■ PROVIDED ENTRIES:
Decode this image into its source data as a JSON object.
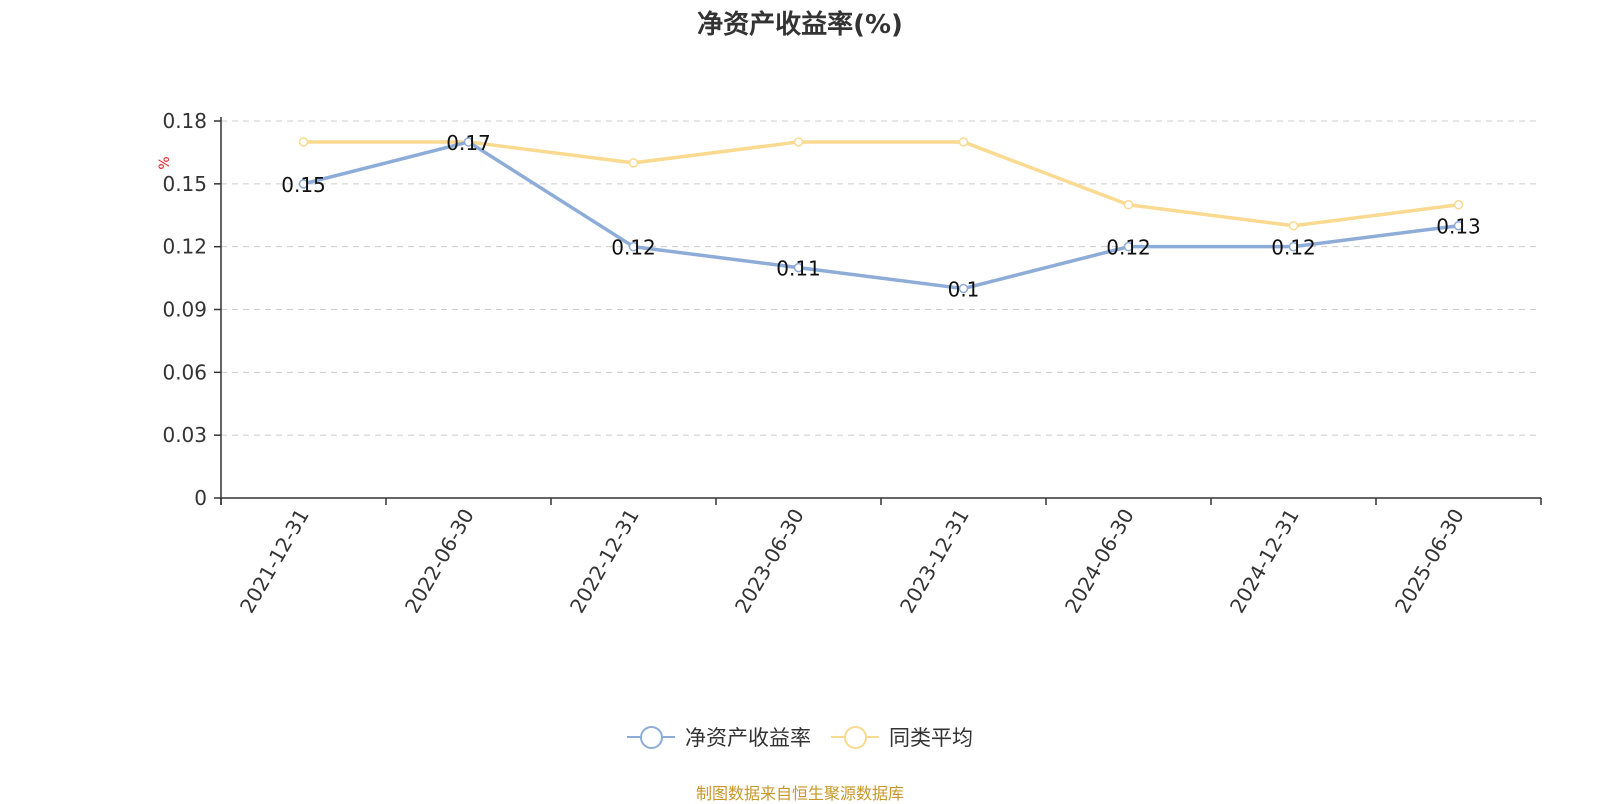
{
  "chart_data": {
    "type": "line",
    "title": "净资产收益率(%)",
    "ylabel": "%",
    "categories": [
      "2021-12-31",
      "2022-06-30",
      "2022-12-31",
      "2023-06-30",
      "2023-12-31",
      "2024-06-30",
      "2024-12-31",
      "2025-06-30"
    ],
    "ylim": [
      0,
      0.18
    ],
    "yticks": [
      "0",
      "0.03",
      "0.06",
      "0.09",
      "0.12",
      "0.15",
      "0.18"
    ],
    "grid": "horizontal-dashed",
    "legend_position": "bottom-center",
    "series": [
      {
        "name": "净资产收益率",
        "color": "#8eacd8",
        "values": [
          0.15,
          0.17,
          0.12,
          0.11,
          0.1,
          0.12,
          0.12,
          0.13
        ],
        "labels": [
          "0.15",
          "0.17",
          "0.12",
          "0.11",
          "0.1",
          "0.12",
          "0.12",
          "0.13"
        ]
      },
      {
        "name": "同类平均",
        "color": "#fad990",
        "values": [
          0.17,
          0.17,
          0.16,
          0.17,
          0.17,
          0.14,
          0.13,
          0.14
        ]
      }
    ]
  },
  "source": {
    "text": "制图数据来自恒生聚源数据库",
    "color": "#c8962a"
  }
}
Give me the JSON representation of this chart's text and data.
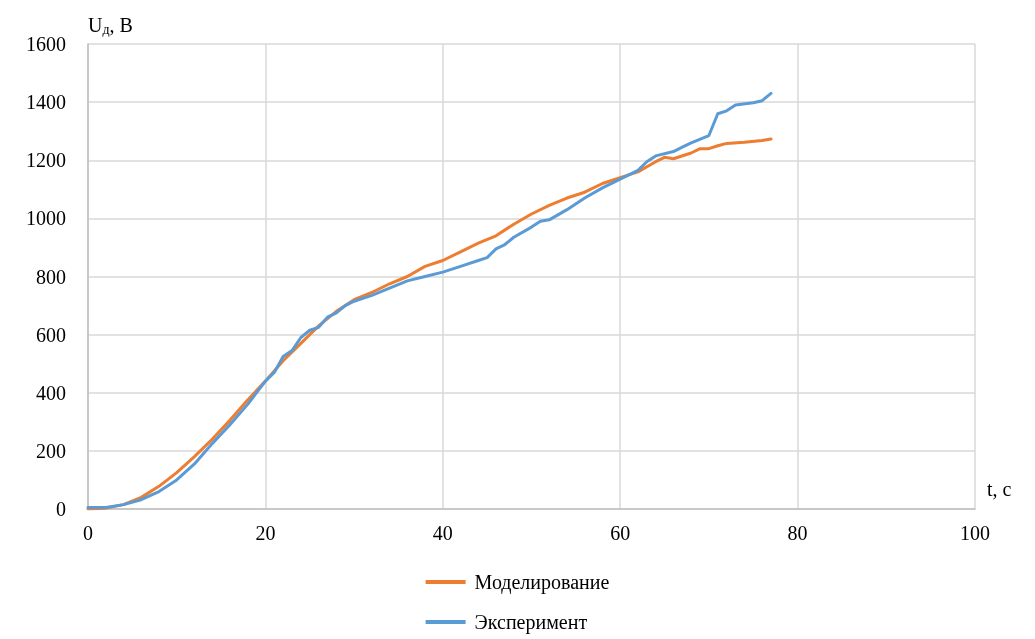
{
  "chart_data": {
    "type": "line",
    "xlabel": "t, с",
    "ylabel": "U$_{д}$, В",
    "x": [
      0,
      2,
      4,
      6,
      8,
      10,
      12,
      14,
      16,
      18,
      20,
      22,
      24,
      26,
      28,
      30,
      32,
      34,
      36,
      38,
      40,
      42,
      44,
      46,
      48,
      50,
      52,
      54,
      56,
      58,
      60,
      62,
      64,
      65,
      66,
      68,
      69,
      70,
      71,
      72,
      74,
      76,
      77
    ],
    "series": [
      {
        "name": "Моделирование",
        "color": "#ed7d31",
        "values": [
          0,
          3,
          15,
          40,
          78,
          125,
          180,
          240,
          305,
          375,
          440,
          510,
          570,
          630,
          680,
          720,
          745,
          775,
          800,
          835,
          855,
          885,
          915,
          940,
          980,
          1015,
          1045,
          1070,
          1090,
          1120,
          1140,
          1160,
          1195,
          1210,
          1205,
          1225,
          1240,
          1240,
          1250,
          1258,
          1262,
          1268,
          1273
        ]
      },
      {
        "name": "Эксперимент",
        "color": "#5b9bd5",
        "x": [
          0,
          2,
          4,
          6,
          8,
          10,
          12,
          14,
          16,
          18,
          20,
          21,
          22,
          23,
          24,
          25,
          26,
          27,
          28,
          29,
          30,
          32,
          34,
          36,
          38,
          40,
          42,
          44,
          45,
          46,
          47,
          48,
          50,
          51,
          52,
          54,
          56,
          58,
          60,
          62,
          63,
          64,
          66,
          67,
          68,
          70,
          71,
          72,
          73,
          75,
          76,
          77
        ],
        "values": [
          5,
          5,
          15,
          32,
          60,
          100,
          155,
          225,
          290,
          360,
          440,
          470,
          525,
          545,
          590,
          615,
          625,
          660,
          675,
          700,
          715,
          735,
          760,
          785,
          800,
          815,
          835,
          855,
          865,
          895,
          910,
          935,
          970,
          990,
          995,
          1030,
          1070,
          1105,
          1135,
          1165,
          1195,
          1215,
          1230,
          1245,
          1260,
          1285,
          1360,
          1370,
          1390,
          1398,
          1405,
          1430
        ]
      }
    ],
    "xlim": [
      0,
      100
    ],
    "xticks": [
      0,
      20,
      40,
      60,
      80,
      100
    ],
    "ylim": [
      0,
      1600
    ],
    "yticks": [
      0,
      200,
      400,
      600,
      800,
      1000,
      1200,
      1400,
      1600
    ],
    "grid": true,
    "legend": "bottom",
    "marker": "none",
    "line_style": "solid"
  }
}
==
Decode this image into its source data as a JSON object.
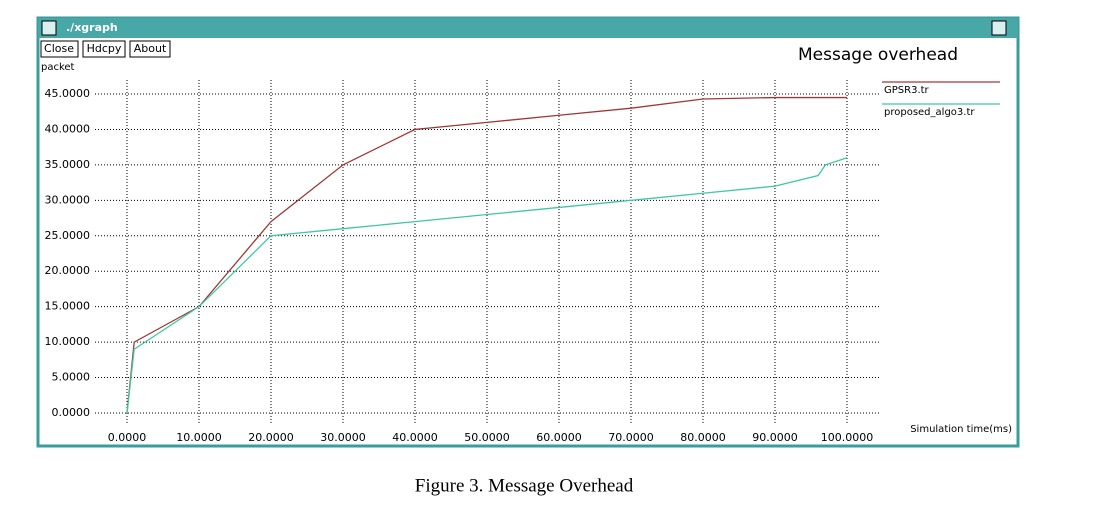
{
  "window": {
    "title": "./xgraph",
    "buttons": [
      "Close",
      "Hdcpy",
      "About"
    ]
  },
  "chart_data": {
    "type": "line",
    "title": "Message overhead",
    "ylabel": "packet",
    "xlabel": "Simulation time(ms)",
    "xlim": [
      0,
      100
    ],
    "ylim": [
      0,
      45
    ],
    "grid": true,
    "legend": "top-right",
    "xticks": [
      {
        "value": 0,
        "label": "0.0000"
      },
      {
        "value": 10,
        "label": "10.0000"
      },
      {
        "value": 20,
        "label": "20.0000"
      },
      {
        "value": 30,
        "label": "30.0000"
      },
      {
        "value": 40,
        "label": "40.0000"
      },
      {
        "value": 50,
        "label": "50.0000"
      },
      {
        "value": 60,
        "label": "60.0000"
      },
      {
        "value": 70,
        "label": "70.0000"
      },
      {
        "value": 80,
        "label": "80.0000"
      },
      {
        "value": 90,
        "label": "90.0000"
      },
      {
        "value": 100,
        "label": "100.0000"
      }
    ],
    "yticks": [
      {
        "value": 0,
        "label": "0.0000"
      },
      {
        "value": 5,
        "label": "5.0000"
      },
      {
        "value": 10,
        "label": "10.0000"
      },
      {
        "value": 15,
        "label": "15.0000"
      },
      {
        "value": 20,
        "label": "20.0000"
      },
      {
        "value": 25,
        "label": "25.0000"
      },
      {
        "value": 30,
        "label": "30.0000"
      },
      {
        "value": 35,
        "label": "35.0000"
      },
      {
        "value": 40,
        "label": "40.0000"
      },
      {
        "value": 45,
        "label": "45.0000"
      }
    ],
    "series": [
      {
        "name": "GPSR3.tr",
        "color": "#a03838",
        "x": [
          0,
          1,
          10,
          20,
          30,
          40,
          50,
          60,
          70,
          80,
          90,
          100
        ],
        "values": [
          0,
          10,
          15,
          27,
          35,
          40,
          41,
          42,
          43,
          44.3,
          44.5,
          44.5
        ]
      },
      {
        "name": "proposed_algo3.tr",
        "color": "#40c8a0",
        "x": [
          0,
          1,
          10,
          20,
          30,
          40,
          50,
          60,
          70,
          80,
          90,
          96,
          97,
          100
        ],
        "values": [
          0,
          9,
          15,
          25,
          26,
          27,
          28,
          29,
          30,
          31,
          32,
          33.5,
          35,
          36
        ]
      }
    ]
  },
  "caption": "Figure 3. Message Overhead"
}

■ WHAT THE EXERCISE ASKS:
Using the records above, copy every line that has the word "xlabel" in it.

■ SOLUTION:
    "xlabel": "t, с",
    "xlabel": "Simulation time(ms)",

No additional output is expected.